_THE PROBLEM:_ Which lines hold the word "color"? Copy each one.

_Extracts from a graphics dataset:_
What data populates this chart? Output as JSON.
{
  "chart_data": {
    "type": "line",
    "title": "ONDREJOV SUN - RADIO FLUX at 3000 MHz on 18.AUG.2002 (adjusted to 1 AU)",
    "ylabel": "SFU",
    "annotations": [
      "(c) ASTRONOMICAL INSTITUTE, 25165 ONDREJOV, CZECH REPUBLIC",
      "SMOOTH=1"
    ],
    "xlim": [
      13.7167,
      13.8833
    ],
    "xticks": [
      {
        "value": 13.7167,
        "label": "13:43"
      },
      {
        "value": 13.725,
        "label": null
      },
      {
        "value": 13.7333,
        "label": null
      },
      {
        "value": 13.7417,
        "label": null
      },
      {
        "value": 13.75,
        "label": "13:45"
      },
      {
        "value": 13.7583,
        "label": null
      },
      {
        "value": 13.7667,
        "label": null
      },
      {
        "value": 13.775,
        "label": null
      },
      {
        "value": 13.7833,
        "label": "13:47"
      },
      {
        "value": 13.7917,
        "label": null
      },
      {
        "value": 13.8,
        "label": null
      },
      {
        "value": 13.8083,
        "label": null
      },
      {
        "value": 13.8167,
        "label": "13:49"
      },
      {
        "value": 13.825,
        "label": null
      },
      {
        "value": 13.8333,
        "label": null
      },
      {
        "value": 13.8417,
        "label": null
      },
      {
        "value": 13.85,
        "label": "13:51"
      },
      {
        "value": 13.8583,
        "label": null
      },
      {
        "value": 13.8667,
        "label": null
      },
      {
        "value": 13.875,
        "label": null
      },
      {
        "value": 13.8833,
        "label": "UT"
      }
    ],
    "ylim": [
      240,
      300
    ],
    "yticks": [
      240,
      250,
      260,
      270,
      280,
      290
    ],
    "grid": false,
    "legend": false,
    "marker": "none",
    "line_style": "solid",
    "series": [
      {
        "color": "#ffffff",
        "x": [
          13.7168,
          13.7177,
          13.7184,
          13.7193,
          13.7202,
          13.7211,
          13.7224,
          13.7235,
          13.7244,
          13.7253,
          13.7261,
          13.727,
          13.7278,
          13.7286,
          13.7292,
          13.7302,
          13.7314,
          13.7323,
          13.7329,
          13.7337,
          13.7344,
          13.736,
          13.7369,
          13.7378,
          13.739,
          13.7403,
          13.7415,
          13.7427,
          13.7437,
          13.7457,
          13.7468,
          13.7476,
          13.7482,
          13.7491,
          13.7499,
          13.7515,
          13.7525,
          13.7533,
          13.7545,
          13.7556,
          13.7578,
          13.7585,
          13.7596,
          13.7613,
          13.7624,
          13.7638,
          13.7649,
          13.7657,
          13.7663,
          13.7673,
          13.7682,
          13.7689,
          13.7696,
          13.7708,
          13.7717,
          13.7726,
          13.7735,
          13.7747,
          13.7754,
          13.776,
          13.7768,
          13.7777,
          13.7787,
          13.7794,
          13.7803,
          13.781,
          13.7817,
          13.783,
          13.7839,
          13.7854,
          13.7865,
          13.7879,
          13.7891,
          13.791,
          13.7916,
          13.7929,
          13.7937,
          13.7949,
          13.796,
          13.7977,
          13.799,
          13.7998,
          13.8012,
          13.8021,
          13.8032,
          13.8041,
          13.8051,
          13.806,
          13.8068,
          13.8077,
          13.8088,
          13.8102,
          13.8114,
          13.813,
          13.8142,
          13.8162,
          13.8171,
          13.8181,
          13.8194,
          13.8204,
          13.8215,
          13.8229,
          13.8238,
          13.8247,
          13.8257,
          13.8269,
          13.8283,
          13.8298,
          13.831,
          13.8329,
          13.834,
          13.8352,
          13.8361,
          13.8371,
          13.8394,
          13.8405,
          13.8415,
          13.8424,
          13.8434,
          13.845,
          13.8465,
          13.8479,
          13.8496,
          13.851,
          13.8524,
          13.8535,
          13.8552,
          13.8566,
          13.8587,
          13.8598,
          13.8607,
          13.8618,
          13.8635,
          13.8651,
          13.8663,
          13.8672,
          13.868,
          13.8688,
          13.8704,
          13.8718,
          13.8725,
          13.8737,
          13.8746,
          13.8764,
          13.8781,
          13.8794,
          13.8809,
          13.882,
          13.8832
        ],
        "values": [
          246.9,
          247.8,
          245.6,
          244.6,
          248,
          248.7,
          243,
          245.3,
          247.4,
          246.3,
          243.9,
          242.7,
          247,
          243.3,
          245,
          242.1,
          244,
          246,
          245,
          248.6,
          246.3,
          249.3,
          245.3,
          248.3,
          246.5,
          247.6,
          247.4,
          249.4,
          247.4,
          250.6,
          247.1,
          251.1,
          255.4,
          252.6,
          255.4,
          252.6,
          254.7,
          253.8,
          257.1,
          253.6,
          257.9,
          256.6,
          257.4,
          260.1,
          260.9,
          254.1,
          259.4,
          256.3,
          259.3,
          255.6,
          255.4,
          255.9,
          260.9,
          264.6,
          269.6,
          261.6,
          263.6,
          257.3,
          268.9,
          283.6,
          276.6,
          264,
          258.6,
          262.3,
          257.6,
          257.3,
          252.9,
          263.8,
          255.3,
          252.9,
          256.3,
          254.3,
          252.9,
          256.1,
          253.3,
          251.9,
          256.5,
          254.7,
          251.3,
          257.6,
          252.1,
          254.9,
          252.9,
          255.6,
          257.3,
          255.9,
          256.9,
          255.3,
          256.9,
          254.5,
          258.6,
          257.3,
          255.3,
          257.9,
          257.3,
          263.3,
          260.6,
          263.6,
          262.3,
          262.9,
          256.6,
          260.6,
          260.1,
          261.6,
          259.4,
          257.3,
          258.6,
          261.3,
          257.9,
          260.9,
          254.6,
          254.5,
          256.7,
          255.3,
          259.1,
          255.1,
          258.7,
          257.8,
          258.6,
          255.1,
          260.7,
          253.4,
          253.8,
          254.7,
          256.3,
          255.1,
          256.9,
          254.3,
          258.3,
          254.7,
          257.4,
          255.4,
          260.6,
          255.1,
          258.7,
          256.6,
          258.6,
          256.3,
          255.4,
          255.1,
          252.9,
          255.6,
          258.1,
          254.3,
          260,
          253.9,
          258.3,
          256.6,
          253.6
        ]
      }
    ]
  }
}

--

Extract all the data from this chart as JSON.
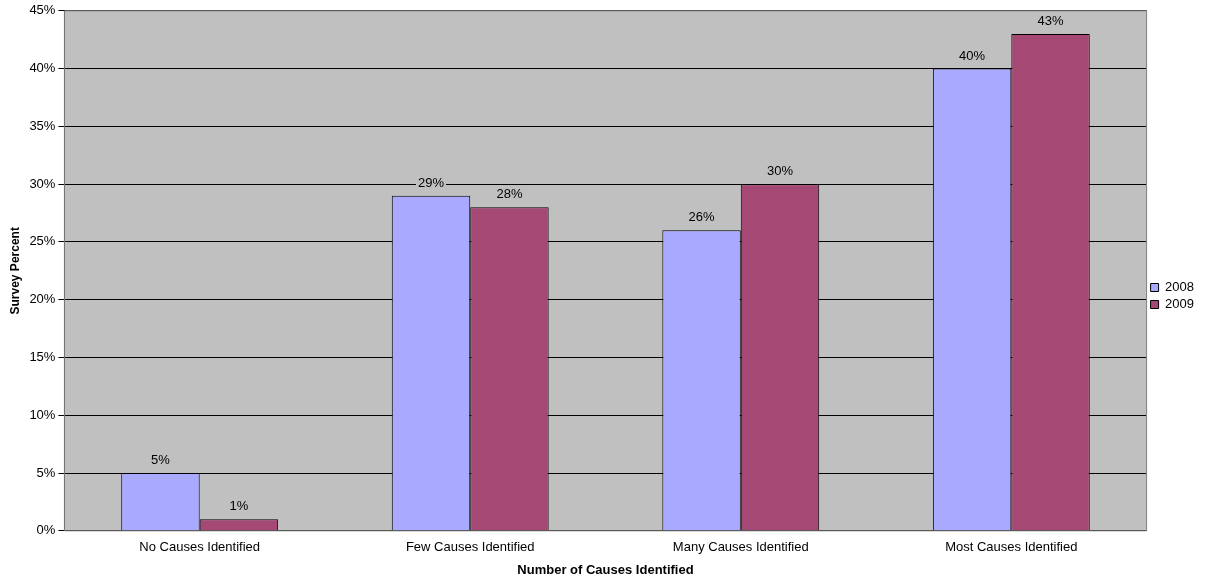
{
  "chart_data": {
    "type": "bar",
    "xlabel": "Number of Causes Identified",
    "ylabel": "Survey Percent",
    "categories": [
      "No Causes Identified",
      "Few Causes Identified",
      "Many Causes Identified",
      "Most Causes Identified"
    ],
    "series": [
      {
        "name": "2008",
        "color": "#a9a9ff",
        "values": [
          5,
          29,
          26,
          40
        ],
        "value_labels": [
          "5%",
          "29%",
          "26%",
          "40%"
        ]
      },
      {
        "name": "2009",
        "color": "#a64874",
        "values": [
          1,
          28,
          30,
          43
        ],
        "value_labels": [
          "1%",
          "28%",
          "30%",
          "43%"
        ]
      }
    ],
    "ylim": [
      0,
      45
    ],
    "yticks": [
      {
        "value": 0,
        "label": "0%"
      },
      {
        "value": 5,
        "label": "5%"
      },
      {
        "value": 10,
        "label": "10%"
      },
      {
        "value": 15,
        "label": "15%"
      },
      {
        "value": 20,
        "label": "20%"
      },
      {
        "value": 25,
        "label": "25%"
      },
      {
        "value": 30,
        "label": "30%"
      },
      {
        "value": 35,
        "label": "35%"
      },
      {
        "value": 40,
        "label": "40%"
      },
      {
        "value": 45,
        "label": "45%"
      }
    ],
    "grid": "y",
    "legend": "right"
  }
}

_WRITTEN SOLUTION:_
        "color": "#ffffff",
        "color": "#a9a9ff",
        "color": "#a64874",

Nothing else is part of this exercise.